▸ **Information shown**
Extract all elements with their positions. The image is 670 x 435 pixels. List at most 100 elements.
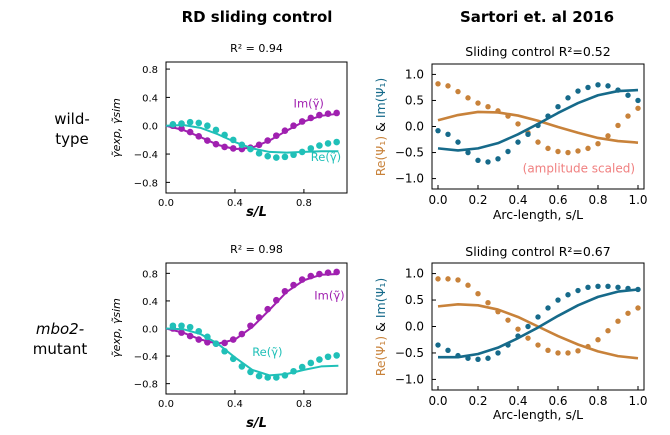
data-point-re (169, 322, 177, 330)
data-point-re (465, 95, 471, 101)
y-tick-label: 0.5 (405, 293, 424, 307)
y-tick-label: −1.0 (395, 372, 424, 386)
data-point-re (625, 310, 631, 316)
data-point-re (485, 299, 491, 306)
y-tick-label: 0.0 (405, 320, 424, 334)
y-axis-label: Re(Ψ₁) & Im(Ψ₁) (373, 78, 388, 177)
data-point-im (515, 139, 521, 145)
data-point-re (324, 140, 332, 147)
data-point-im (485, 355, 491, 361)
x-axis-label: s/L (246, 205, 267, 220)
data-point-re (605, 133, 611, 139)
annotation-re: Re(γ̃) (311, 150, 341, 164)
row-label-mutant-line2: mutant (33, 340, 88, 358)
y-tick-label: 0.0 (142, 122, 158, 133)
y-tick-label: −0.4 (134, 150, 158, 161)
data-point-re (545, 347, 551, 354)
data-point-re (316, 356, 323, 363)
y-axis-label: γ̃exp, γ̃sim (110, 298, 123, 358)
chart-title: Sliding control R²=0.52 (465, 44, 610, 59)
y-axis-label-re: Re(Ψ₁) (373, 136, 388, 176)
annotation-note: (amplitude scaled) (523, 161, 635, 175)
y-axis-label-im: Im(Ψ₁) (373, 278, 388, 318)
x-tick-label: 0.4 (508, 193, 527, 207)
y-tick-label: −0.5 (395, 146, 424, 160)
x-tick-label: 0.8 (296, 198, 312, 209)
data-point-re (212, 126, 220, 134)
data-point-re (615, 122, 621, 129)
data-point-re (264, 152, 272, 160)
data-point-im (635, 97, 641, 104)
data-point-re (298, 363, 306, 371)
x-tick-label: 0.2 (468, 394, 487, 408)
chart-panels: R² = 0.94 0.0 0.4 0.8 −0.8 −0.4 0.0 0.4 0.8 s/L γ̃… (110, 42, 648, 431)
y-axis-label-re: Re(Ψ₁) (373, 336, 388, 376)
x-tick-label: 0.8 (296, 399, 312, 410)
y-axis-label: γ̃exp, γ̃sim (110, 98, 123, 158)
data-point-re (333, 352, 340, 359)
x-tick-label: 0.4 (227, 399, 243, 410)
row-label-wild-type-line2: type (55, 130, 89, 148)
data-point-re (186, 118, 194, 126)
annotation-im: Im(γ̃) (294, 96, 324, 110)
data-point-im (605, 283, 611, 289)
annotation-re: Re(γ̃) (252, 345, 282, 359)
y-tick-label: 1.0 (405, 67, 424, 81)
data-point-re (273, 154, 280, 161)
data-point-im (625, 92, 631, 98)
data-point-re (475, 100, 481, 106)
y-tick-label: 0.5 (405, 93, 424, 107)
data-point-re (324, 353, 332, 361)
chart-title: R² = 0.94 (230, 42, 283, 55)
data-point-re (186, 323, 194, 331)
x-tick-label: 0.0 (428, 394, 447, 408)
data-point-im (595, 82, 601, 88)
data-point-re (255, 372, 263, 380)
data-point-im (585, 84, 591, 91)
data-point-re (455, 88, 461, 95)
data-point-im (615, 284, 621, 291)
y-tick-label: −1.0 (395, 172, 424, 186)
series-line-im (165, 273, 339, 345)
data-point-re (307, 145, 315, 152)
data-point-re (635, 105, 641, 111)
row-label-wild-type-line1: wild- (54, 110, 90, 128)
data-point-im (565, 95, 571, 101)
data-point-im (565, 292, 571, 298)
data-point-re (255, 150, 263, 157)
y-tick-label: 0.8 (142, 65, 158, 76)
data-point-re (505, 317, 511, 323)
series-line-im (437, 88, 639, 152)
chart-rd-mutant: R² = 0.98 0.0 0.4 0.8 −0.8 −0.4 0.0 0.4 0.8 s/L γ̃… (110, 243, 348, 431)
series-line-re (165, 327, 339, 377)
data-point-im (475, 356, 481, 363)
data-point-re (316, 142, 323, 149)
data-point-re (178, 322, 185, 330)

▸ **Stated problem**
Give the part of the entries that opens with the line containing "data-point-re (169, 322, 177, 330)" and closes with the line containing "data-point-im (515, 139, 521, 145)" as a JSON list of strings, one string for each line, with blank lines left out.

▸ **Task solution**
[
  "data-point-re (169, 322, 177, 330)",
  "data-point-re (465, 95, 471, 101)",
  "y-tick-label: 0.5 (405, 293, 424, 307)",
  "y-tick-label: −1.0 (395, 372, 424, 386)",
  "data-point-re (625, 310, 631, 316)",
  "data-point-re (485, 299, 491, 306)",
  "y-tick-label: 0.0 (405, 320, 424, 334)",
  "y-axis-label: Re(Ψ₁) & Im(Ψ₁) (373, 78, 388, 177)",
  "data-point-im (515, 139, 521, 145)"
]